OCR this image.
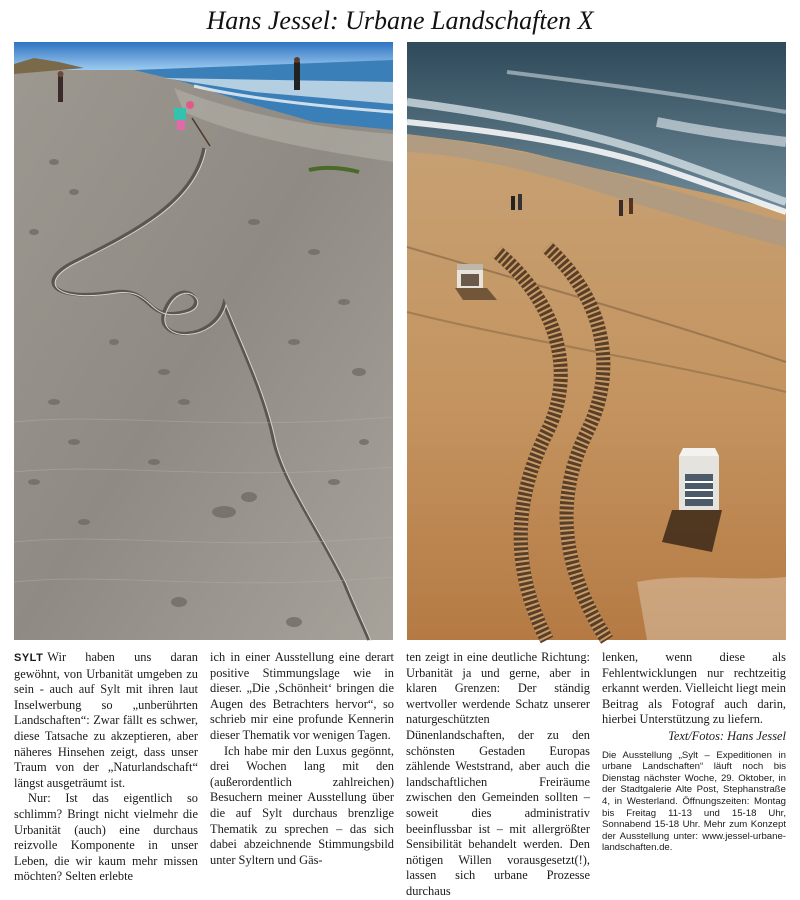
Hans Jessel: Urbane Landschaften X

SYLT Wir haben uns daran gewöhnt, von Urbanität umgeben zu sein - auch auf Sylt mit ihren laut Inselwerbung so „unberührten Landschaften“: Zwar fällt es schwer, diese Tatsache zu akzeptieren, aber näheres Hinsehen zeigt, dass unser Traum von der „Naturlandschaft“ längst ausgeträumt ist.

Nur: Ist das eigentlich so schlimm? Bringt nicht vielmehr die Urbanität (auch) eine durchaus reizvolle Komponente in unser Leben, die wir kaum mehr missen möchten? Selten erlebte

ich in einer Ausstellung eine derart positive Stimmungslage wie in dieser. „Die ‚Schönheit‘ bringen die Augen des Betrachters hervor“, so schrieb mir eine profunde Kennerin dieser Thematik vor wenigen Tagen.

Ich habe mir den Luxus gegönnt, drei Wochen lang mit den (außerordentlich zahlreichen) Besuchern meiner Ausstellung über die auf Sylt durchaus brenzlige Thematik zu sprechen – das sich dabei abzeichnende Stimmungsbild unter Syltern und Gäs-

ten zeigt in eine deutliche Richtung: Urbanität ja und gerne, aber in klaren Grenzen: Der ständig wertvoller werdende Schatz unserer naturgeschützten Dünenlandschaften, der zu den schönsten Gestaden Europas zählende Weststrand, aber auch die landschaftlichen Freiräume zwischen den Gemeinden sollten – soweit dies administrativ beeinflussbar ist – mit allergrößter Sensibilität behandelt werden. Den nötigen Willen vorausgesetzt(!), lassen sich urbane Prozesse durchaus

lenken, wenn diese als Fehlentwicklungen nur rechtzeitig erkannt werden. Vielleicht liegt mein Beitrag als Fotograf auch darin, hierbei Unterstützung zu liefern.

Text/Fotos: Hans Jessel
Die Ausstellung „Sylt – Expeditionen in urbane Landschaften“ läuft noch bis Dienstag nächster Woche, 29. Oktober, in der Stadtgalerie Alte Post, Stephanstraße 4, in Westerland. Öffnungszeiten: Montag bis Freitag 11-13 und 15-18 Uhr, Sonnabend 15-18 Uhr. Mehr zum Konzept der Ausstellung unter: www.jessel-urbane-landschaften.de.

○ ○ ○ ○ ○

Select and copy every line of the listing with the word "sich".

→ **Written solution**
Ich habe mir den Luxus gegönnt, drei Wochen lang mit den (außerordentlich zahlreichen) Besuchern meiner Ausstellung über die auf Sylt durchaus brenzlige Thematik zu sprechen – das sich dabei abzeichnende Stimmungsbild unter Syltern und Gäs-
ten zeigt in eine deutliche Richtung: Urbanität ja und gerne, aber in klaren Grenzen: Der ständig wertvoller werdende Schatz unserer naturgeschützten Dünenlandschaften, der zu den schönsten Gestaden Europas zählende Weststrand, aber auch die landschaftlichen Freiräume zwischen den Gemeinden sollten – soweit dies administrativ beeinflussbar ist – mit allergrößter Sensibilität behandelt werden. Den nötigen Willen vorausgesetzt(!), lassen sich urbane Prozesse durchaus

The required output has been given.